INFORMATION SUPPLIED —
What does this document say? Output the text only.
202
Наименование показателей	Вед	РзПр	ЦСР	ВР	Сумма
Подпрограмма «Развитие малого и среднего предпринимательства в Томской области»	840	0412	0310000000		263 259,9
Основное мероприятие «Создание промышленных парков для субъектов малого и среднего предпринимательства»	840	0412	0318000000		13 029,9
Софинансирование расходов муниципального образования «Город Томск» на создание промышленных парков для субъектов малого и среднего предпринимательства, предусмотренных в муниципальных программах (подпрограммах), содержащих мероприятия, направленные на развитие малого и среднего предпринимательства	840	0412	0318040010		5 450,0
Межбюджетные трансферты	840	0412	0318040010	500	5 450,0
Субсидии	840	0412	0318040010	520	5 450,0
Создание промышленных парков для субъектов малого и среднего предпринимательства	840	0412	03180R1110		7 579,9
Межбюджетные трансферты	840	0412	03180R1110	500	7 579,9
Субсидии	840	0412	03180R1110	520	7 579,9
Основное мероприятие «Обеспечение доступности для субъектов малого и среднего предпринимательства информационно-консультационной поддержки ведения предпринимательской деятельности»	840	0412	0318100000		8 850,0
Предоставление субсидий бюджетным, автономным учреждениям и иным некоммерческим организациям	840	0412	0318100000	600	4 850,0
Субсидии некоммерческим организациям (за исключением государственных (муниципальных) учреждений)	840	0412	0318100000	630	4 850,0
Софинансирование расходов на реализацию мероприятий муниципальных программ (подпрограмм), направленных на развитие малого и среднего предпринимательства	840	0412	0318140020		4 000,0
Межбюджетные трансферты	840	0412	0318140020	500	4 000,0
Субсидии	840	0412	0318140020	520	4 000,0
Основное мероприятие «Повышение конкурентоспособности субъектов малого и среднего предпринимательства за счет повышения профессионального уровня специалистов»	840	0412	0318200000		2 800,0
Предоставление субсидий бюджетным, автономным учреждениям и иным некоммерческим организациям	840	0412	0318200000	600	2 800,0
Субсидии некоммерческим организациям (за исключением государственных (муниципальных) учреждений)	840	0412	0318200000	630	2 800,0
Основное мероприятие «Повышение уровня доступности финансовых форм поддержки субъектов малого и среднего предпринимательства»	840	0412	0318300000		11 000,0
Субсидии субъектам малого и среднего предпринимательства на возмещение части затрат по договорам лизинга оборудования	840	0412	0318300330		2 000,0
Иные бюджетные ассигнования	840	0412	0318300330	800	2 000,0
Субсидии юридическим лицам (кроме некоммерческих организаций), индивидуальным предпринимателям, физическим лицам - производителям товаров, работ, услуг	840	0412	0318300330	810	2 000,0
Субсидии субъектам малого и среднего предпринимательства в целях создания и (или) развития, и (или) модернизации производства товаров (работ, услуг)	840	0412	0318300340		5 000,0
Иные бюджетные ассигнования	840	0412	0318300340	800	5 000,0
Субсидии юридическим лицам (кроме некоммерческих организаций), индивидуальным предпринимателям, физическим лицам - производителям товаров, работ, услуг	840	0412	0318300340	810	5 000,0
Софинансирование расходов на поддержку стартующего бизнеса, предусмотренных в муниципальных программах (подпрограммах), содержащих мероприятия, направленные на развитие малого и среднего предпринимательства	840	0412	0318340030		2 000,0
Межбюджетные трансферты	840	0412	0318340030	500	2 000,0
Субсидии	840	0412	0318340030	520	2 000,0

WRITTEN TASK — All of the material must be reproduced exactly.

ANSWER TO THIS EXERCISE —
What does this document say? Output the text only.
202
Наименование показателей	Вед	РзПр	ЦСР	ВР	Сумма
Подпрограмма «Развитие малого и среднего предпринимательства в Томской области»	840	0412	0310000000		263 259,9
Основное мероприятие «Создание промышленных парков для субъектов малого и среднего предпринимательства»	840	0412	0318000000		13 029,9
Софинансирование расходов муниципального образования «Город Томск» на создание промышленных парков для субъектов малого и среднего предпринимательства, предусмотренных в муниципальных программах (подпрограммах), содержащих мероприятия, направленные на развитие малого и среднего предпринимательства	840	0412	0318040010		5 450,0
Межбюджетные трансферты	840	0412	0318040010	500	5 450,0
Субсидии	840	0412	0318040010	520	5 450,0
Создание промышленных парков для субъектов малого и среднего предпринимательства	840	0412	03180R1110		7 579,9
Межбюджетные трансферты	840	0412	03180R1110	500	7 579,9
Субсидии	840	0412	03180R1110	520	7 579,9
Основное мероприятие «Обеспечение доступности для субъектов малого и среднего предпринимательства информационно-консультационной поддержки ведения предпринимательской деятельности»	840	0412	0318100000		8 850,0
Предоставление субсидий бюджетным, автономным учреждениям и иным некоммерческим организациям	840	0412	0318100000	600	4 850,0
Субсидии некоммерческим организациям (за исключением государственных (муниципальных) учреждений)	840	0412	0318100000	630	4 850,0
Софинансирование расходов на реализацию мероприятий муниципальных программ (подпрограмм), направленных на развитие малого и среднего предпринимательства	840	0412	0318140020		4 000,0
Межбюджетные трансферты	840	0412	0318140020	500	4 000,0
Субсидии	840	0412	0318140020	520	4 000,0
Основное мероприятие «Повышение конкурентоспособности субъектов малого и среднего предпринимательства за счет повышения профессионального уровня специалистов»	840	0412	0318200000		2 800,0
Предоставление субсидий бюджетным, автономным учреждениям и иным некоммерческим организациям	840	0412	0318200000	600	2 800,0
Субсидии некоммерческим организациям (за исключением государственных (муниципальных) учреждений)	840	0412	0318200000	630	2 800,0
Основное мероприятие «Повышение уровня доступности финансовых форм поддержки субъектов малого и среднего предпринимательства»	840	0412	0318300000		11 000,0
Субсидии субъектам малого и среднего предпринимательства на возмещение части затрат по договорам лизинга оборудования	840	0412	0318300330		2 000,0
Иные бюджетные ассигнования	840	0412	0318300330	800	2 000,0
Субсидии юридическим лицам (кроме некоммерческих организаций), индивидуальным предпринимателям, физическим лицам - производителям товаров, работ, услуг	840	0412	0318300330	810	2 000,0
Субсидии субъектам малого и среднего предпринимательства в целях создания и (или) развития, и (или) модернизации производства товаров (работ, услуг)	840	0412	0318300340		5 000,0
Иные бюджетные ассигнования	840	0412	0318300340	800	5 000,0
Субсидии юридическим лицам (кроме некоммерческих организаций), индивидуальным предпринимателям, физическим лицам - производителям товаров, работ, услуг	840	0412	0318300340	810	5 000,0
Софинансирование расходов на поддержку стартующего бизнеса, предусмотренных в муниципальных программах (подпрограммах), содержащих мероприятия, направленные на развитие малого и среднего предпринимательства	840	0412	0318340030		2 000,0
Межбюджетные трансферты	840	0412	0318340030	500	2 000,0
Субсидии	840	0412	0318340030	520	2 000,0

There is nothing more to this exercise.